*Aim of the task*: Extract the complete data exactly as given.

___ Data supplied ___

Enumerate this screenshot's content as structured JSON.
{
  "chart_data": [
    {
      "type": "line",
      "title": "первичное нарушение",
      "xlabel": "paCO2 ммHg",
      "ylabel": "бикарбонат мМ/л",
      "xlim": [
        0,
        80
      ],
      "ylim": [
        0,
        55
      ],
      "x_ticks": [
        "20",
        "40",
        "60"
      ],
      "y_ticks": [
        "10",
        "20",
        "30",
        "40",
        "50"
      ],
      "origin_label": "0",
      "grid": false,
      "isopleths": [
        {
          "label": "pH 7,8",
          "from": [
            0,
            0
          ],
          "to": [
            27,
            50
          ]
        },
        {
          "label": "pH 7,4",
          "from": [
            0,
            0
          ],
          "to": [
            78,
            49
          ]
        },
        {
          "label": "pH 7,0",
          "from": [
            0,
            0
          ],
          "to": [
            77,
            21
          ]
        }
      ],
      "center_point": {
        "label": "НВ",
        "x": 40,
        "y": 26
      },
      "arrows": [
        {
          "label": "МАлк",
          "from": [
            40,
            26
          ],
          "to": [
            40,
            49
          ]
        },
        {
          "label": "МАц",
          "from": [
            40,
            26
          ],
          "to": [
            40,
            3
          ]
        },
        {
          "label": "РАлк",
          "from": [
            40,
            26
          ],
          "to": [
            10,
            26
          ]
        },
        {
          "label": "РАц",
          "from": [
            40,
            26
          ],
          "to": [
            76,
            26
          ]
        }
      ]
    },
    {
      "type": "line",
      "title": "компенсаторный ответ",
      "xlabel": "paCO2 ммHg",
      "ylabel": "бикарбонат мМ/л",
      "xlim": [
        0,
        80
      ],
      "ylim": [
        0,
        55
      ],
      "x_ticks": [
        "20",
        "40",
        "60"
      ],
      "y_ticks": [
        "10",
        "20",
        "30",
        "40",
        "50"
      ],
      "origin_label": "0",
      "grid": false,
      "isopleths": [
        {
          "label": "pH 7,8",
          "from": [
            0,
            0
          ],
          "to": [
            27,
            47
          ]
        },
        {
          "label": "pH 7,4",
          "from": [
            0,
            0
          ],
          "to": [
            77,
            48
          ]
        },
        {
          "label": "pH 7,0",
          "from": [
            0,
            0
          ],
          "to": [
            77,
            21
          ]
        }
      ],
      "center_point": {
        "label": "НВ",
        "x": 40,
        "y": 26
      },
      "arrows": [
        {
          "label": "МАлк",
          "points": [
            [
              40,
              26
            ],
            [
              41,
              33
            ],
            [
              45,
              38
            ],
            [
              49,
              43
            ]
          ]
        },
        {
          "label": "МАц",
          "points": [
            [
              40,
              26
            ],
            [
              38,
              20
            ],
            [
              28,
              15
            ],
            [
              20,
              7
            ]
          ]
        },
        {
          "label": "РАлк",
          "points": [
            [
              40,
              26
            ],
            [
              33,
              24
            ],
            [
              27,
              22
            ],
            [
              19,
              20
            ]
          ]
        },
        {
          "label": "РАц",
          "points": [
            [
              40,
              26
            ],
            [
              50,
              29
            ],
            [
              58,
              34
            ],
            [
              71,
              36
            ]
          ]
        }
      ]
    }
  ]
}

___

*Reply to the exercise*:
Enumerate this screenshot's content as structured JSON.
{
  "chart_data": [
    {
      "type": "line",
      "title": "первичное нарушение",
      "xlabel": "paCO2 ммHg",
      "ylabel": "бикарбонат мМ/л",
      "xlim": [
        0,
        80
      ],
      "ylim": [
        0,
        55
      ],
      "x_ticks": [
        "20",
        "40",
        "60"
      ],
      "y_ticks": [
        "10",
        "20",
        "30",
        "40",
        "50"
      ],
      "origin_label": "0",
      "grid": false,
      "isopleths": [
        {
          "label": "pH 7,8",
          "from": [
            0,
            0
          ],
          "to": [
            27,
            50
          ]
        },
        {
          "label": "pH 7,4",
          "from": [
            0,
            0
          ],
          "to": [
            78,
            49
          ]
        },
        {
          "label": "pH 7,0",
          "from": [
            0,
            0
          ],
          "to": [
            77,
            21
          ]
        }
      ],
      "center_point": {
        "label": "НВ",
        "x": 40,
        "y": 26
      },
      "arrows": [
        {
          "label": "МАлк",
          "from": [
            40,
            26
          ],
          "to": [
            40,
            49
          ]
        },
        {
          "label": "МАц",
          "from": [
            40,
            26
          ],
          "to": [
            40,
            3
          ]
        },
        {
          "label": "РАлк",
          "from": [
            40,
            26
          ],
          "to": [
            10,
            26
          ]
        },
        {
          "label": "РАц",
          "from": [
            40,
            26
          ],
          "to": [
            76,
            26
          ]
        }
      ]
    },
    {
      "type": "line",
      "title": "компенсаторный ответ",
      "xlabel": "paCO2 ммHg",
      "ylabel": "бикарбонат мМ/л",
      "xlim": [
        0,
        80
      ],
      "ylim": [
        0,
        55
      ],
      "x_ticks": [
        "20",
        "40",
        "60"
      ],
      "y_ticks": [
        "10",
        "20",
        "30",
        "40",
        "50"
      ],
      "origin_label": "0",
      "grid": false,
      "isopleths": [
        {
          "label": "pH 7,8",
          "from": [
            0,
            0
          ],
          "to": [
            27,
            47
          ]
        },
        {
          "label": "pH 7,4",
          "from": [
            0,
            0
          ],
          "to": [
            77,
            48
          ]
        },
        {
          "label": "pH 7,0",
          "from": [
            0,
            0
          ],
          "to": [
            77,
            21
          ]
        }
      ],
      "center_point": {
        "label": "НВ",
        "x": 40,
        "y": 26
      },
      "arrows": [
        {
          "label": "МАлк",
          "points": [
            [
              40,
              26
            ],
            [
              41,
              33
            ],
            [
              45,
              38
            ],
            [
              49,
              43
            ]
          ]
        },
        {
          "label": "МАц",
          "points": [
            [
              40,
              26
            ],
            [
              38,
              20
            ],
            [
              28,
              15
            ],
            [
              20,
              7
            ]
          ]
        },
        {
          "label": "РАлк",
          "points": [
            [
              40,
              26
            ],
            [
              33,
              24
            ],
            [
              27,
              22
            ],
            [
              19,
              20
            ]
          ]
        },
        {
          "label": "РАц",
          "points": [
            [
              40,
              26
            ],
            [
              50,
              29
            ],
            [
              58,
              34
            ],
            [
              71,
              36
            ]
          ]
        }
      ]
    }
  ]
}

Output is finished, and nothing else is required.